- Data supplied
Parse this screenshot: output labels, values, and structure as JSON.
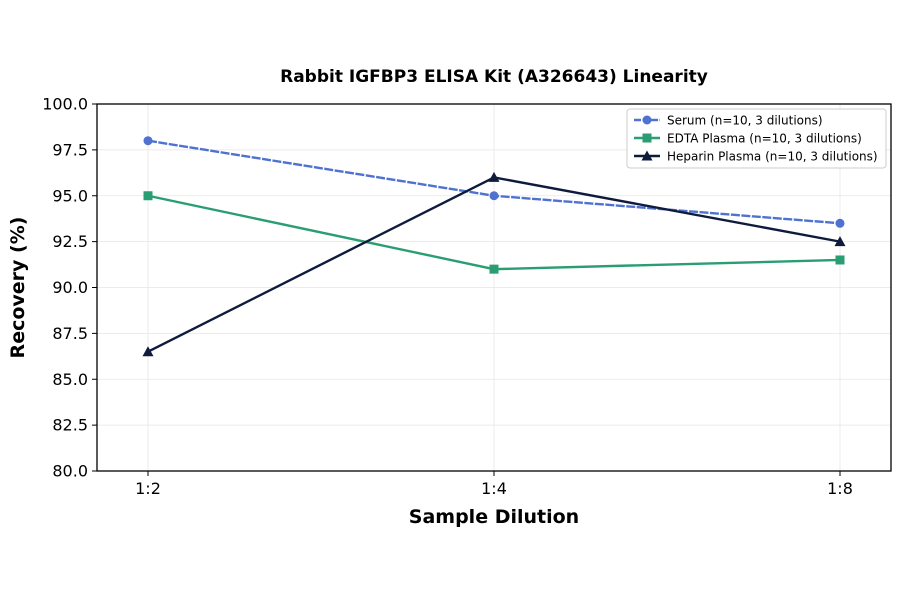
{
  "chart_data": {
    "type": "line",
    "title": "Rabbit IGFBP3 ELISA Kit (A326643) Linearity",
    "xlabel": "Sample Dilution",
    "ylabel": "Recovery (%)",
    "categories": [
      "1:2",
      "1:4",
      "1:8"
    ],
    "ylim": [
      80.0,
      100.0
    ],
    "yticks": [
      "80.0",
      "82.5",
      "85.0",
      "87.5",
      "90.0",
      "92.5",
      "95.0",
      "97.5",
      "100.0"
    ],
    "grid": true,
    "legend_position": "top-right",
    "series": [
      {
        "name": "Serum (n=10, 3 dilutions)",
        "values": [
          98.0,
          95.0,
          93.5
        ],
        "color": "#4f72d0",
        "marker": "circle",
        "dashed": true
      },
      {
        "name": "EDTA Plasma (n=10, 3 dilutions)",
        "values": [
          95.0,
          91.0,
          91.5
        ],
        "color": "#2a9d72",
        "marker": "square",
        "dashed": false
      },
      {
        "name": "Heparin Plasma (n=10, 3 dilutions)",
        "values": [
          86.5,
          96.0,
          92.5
        ],
        "color": "#0f1b3d",
        "marker": "triangle",
        "dashed": false
      }
    ]
  }
}
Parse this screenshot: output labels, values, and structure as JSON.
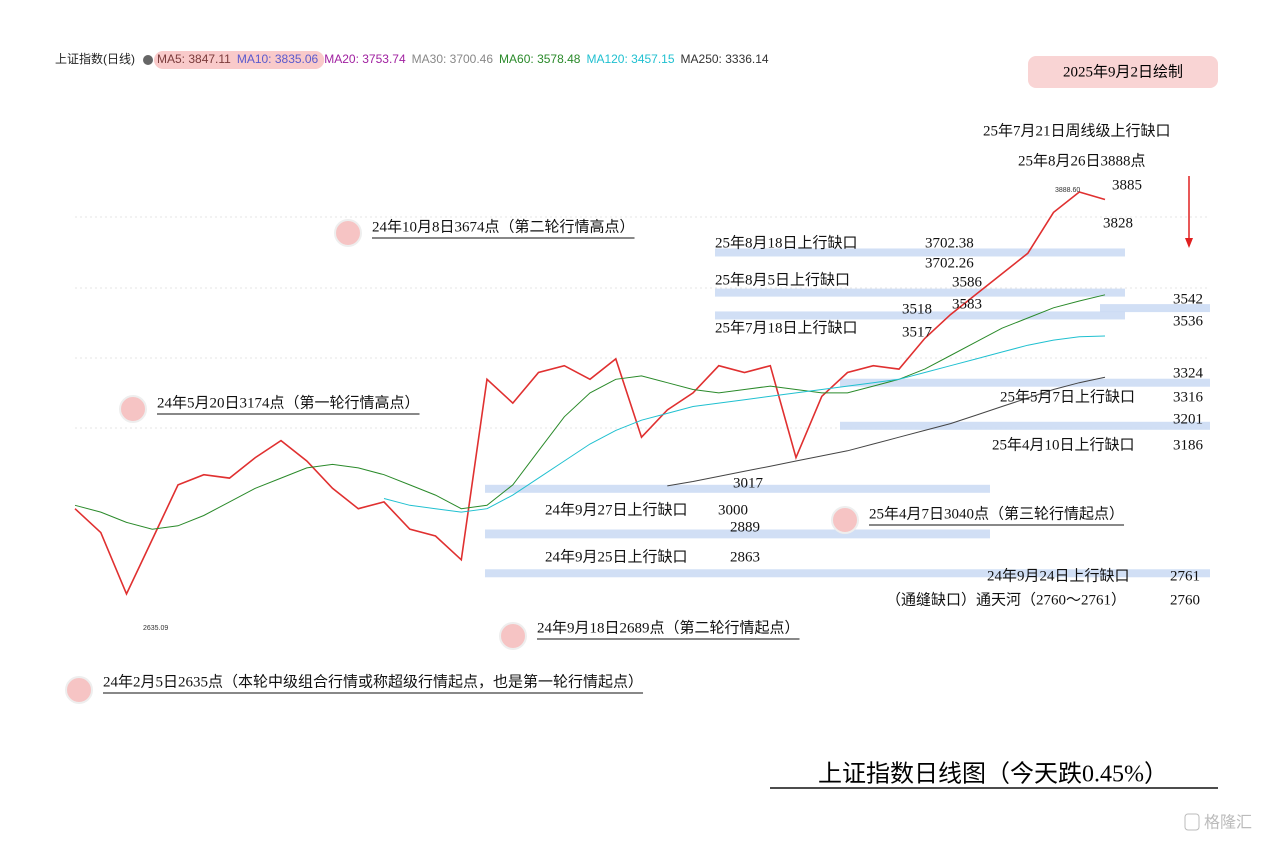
{
  "header": {
    "symbol": "上证指数(日线)",
    "date_badge": "2025年9月2日绘制"
  },
  "chart_data": {
    "type": "line",
    "title": "上证指数日线图（今天跌0.45%）",
    "legend": [
      {
        "text": "MA5: 3847.11",
        "color": "#7a3b3b"
      },
      {
        "text": "MA10: 3835.06",
        "color": "#5a5acd"
      },
      {
        "text": "MA20: 3753.74",
        "color": "#a020a0"
      },
      {
        "text": "MA30: 3700.46",
        "color": "#888888"
      },
      {
        "text": "MA60: 3578.48",
        "color": "#2a8a2a"
      },
      {
        "text": "MA120: 3457.15",
        "color": "#20c0d0"
      },
      {
        "text": "MA250: 3336.14",
        "color": "#333333"
      }
    ],
    "x": [
      0,
      1,
      2,
      3,
      4,
      5,
      6,
      7,
      8,
      9,
      10,
      11,
      12,
      13,
      14,
      15,
      16,
      17,
      18,
      19,
      20,
      21,
      22,
      23,
      24,
      25,
      26,
      27,
      28,
      29,
      30,
      31,
      32,
      33,
      34,
      35,
      36,
      37,
      38,
      39,
      40
    ],
    "xlim": [
      0,
      40
    ],
    "ylim": [
      2500,
      4150
    ],
    "series": [
      {
        "color": "#e03030",
        "values": [
          2950,
          2880,
          2700,
          2860,
          3020,
          3050,
          3040,
          3100,
          3150,
          3090,
          3010,
          2950,
          2970,
          2890,
          2870,
          2800,
          3330,
          3260,
          3350,
          3370,
          3330,
          3390,
          3160,
          3240,
          3290,
          3370,
          3350,
          3370,
          3100,
          3280,
          3350,
          3370,
          3360,
          3450,
          3520,
          3580,
          3640,
          3700,
          3820,
          3880,
          3858
        ]
      },
      {
        "color": "#2a8a2a",
        "values": [
          2960,
          2940,
          2910,
          2890,
          2900,
          2930,
          2970,
          3010,
          3040,
          3070,
          3080,
          3070,
          3050,
          3020,
          2990,
          2950,
          2960,
          3020,
          3120,
          3220,
          3290,
          3330,
          3340,
          3320,
          3300,
          3290,
          3300,
          3310,
          3300,
          3290,
          3290,
          3310,
          3330,
          3360,
          3400,
          3440,
          3480,
          3510,
          3540,
          3560,
          3578
        ]
      },
      {
        "color": "#20c0d0",
        "values": [
          null,
          null,
          null,
          null,
          null,
          null,
          null,
          null,
          null,
          null,
          null,
          null,
          2980,
          2960,
          2950,
          2940,
          2950,
          2990,
          3040,
          3090,
          3140,
          3180,
          3210,
          3230,
          3250,
          3260,
          3270,
          3280,
          3290,
          3300,
          3310,
          3320,
          3330,
          3350,
          3370,
          3390,
          3410,
          3430,
          3445,
          3455,
          3457
        ]
      },
      {
        "color": "#444444",
        "values": [
          null,
          null,
          null,
          null,
          null,
          null,
          null,
          null,
          null,
          null,
          null,
          null,
          null,
          null,
          null,
          null,
          null,
          null,
          null,
          null,
          null,
          null,
          null,
          3017,
          3030,
          3045,
          3060,
          3075,
          3090,
          3105,
          3120,
          3140,
          3160,
          3180,
          3200,
          3225,
          3250,
          3275,
          3300,
          3320,
          3336
        ]
      }
    ],
    "gaps": [
      {
        "label": "25年8月18日上行缺口",
        "upper": 3702.38,
        "lower": 3702.26
      },
      {
        "label": "25年8月5日上行缺口",
        "upper": 3586,
        "lower": 3583
      },
      {
        "label": "25年7月18日上行缺口",
        "upper": 3518,
        "lower": 3517
      },
      {
        "upper": 3542,
        "lower": 3536
      },
      {
        "label": "25年5月7日上行缺口",
        "upper": 3324,
        "lower": 3316
      },
      {
        "label": "25年4月10日上行缺口",
        "upper": 3201,
        "lower": 3186
      },
      {
        "label": "24年9月27日上行缺口",
        "upper": 3017,
        "lower": 3000
      },
      {
        "label": "24年9月25日上行缺口",
        "upper": 2889,
        "lower": 2863
      },
      {
        "label": "24年9月24日上行缺口",
        "upper": 2761,
        "lower": 2760
      }
    ],
    "milestones": [
      "24年10月8日3674点（第二轮行情高点）",
      "24年5月20日3174点（第一轮行情高点）",
      "25年4月7日3040点（第三轮行情起点）",
      "24年9月18日2689点（第二轮行情起点）",
      "24年2月5日2635点（本轮中级组合行情或称超级行情起点，也是第一轮行情起点）"
    ],
    "annotations": [
      "25年7月21日周线级上行缺口",
      "25年8月26日3888点",
      "3885",
      "3828",
      "（通缝缺口）通天河（2760～2761）"
    ],
    "small_labels": [
      "3888.60",
      "2635.09"
    ]
  },
  "watermark": "格隆汇"
}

- Problem details
Repeat each record exactly as shown above, dropping all images.

- Result of this exercise
Parse this screenshot: output labels, values, and structure as JSON.
{
  "chart_data": {
    "type": "line",
    "title": "Rabbit IGFBP3 ELISA Kit (A326643) Linearity",
    "xlabel": "Sample Dilution",
    "ylabel": "Recovery (%)",
    "categories": [
      "1:2",
      "1:4",
      "1:8"
    ],
    "ylim": [
      80.0,
      100.0
    ],
    "yticks": [
      "80.0",
      "82.5",
      "85.0",
      "87.5",
      "90.0",
      "92.5",
      "95.0",
      "97.5",
      "100.0"
    ],
    "grid": true,
    "legend_position": "top-right",
    "series": [
      {
        "name": "Serum (n=10, 3 dilutions)",
        "values": [
          98.0,
          95.0,
          93.5
        ],
        "color": "#4f72d0",
        "marker": "circle",
        "dashed": true
      },
      {
        "name": "EDTA Plasma (n=10, 3 dilutions)",
        "values": [
          95.0,
          91.0,
          91.5
        ],
        "color": "#2a9d72",
        "marker": "square",
        "dashed": false
      },
      {
        "name": "Heparin Plasma (n=10, 3 dilutions)",
        "values": [
          86.5,
          96.0,
          92.5
        ],
        "color": "#0f1b3d",
        "marker": "triangle",
        "dashed": false
      }
    ]
  }
}
Parse this screenshot: output labels, values, and structure as JSON.
{
  "header": {
    "symbol": "上证指数(日线)",
    "date_badge": "2025年9月2日绘制"
  },
  "chart_data": {
    "type": "line",
    "title": "上证指数日线图（今天跌0.45%）",
    "legend": [
      {
        "text": "MA5: 3847.11",
        "color": "#7a3b3b"
      },
      {
        "text": "MA10: 3835.06",
        "color": "#5a5acd"
      },
      {
        "text": "MA20: 3753.74",
        "color": "#a020a0"
      },
      {
        "text": "MA30: 3700.46",
        "color": "#888888"
      },
      {
        "text": "MA60: 3578.48",
        "color": "#2a8a2a"
      },
      {
        "text": "MA120: 3457.15",
        "color": "#20c0d0"
      },
      {
        "text": "MA250: 3336.14",
        "color": "#333333"
      }
    ],
    "x": [
      0,
      1,
      2,
      3,
      4,
      5,
      6,
      7,
      8,
      9,
      10,
      11,
      12,
      13,
      14,
      15,
      16,
      17,
      18,
      19,
      20,
      21,
      22,
      23,
      24,
      25,
      26,
      27,
      28,
      29,
      30,
      31,
      32,
      33,
      34,
      35,
      36,
      37,
      38,
      39,
      40
    ],
    "xlim": [
      0,
      40
    ],
    "ylim": [
      2500,
      4150
    ],
    "series": [
      {
        "color": "#e03030",
        "values": [
          2950,
          2880,
          2700,
          2860,
          3020,
          3050,
          3040,
          3100,
          3150,
          3090,
          3010,
          2950,
          2970,
          2890,
          2870,
          2800,
          3330,
          3260,
          3350,
          3370,
          3330,
          3390,
          3160,
          3240,
          3290,
          3370,
          3350,
          3370,
          3100,
          3280,
          3350,
          3370,
          3360,
          3450,
          3520,
          3580,
          3640,
          3700,
          3820,
          3880,
          3858
        ]
      },
      {
        "color": "#2a8a2a",
        "values": [
          2960,
          2940,
          2910,
          2890,
          2900,
          2930,
          2970,
          3010,
          3040,
          3070,
          3080,
          3070,
          3050,
          3020,
          2990,
          2950,
          2960,
          3020,
          3120,
          3220,
          3290,
          3330,
          3340,
          3320,
          3300,
          3290,
          3300,
          3310,
          3300,
          3290,
          3290,
          3310,
          3330,
          3360,
          3400,
          3440,
          3480,
          3510,
          3540,
          3560,
          3578
        ]
      },
      {
        "color": "#20c0d0",
        "values": [
          null,
          null,
          null,
          null,
          null,
          null,
          null,
          null,
          null,
          null,
          null,
          null,
          2980,
          2960,
          2950,
          2940,
          2950,
          2990,
          3040,
          3090,
          3140,
          3180,
          3210,
          3230,
          3250,
          3260,
          3270,
          3280,
          3290,
          3300,
          3310,
          3320,
          3330,
          3350,
          3370,
          3390,
          3410,
          3430,
          3445,
          3455,
          3457
        ]
      },
      {
        "color": "#444444",
        "values": [
          null,
          null,
          null,
          null,
          null,
          null,
          null,
          null,
          null,
          null,
          null,
          null,
          null,
          null,
          null,
          null,
          null,
          null,
          null,
          null,
          null,
          null,
          null,
          3017,
          3030,
          3045,
          3060,
          3075,
          3090,
          3105,
          3120,
          3140,
          3160,
          3180,
          3200,
          3225,
          3250,
          3275,
          3300,
          3320,
          3336
        ]
      }
    ],
    "gaps": [
      {
        "label": "25年8月18日上行缺口",
        "upper": 3702.38,
        "lower": 3702.26
      },
      {
        "label": "25年8月5日上行缺口",
        "upper": 3586,
        "lower": 3583
      },
      {
        "label": "25年7月18日上行缺口",
        "upper": 3518,
        "lower": 3517
      },
      {
        "upper": 3542,
        "lower": 3536
      },
      {
        "label": "25年5月7日上行缺口",
        "upper": 3324,
        "lower": 3316
      },
      {
        "label": "25年4月10日上行缺口",
        "upper": 3201,
        "lower": 3186
      },
      {
        "label": "24年9月27日上行缺口",
        "upper": 3017,
        "lower": 3000
      },
      {
        "label": "24年9月25日上行缺口",
        "upper": 2889,
        "lower": 2863
      },
      {
        "label": "24年9月24日上行缺口",
        "upper": 2761,
        "lower": 2760
      }
    ],
    "milestones": [
      "24年10月8日3674点（第二轮行情高点）",
      "24年5月20日3174点（第一轮行情高点）",
      "25年4月7日3040点（第三轮行情起点）",
      "24年9月18日2689点（第二轮行情起点）",
      "24年2月5日2635点（本轮中级组合行情或称超级行情起点，也是第一轮行情起点）"
    ],
    "annotations": [
      "25年7月21日周线级上行缺口",
      "25年8月26日3888点",
      "3885",
      "3828",
      "（通缝缺口）通天河（2760～2761）"
    ],
    "small_labels": [
      "3888.60",
      "2635.09"
    ]
  },
  "watermark": "格隆汇"
}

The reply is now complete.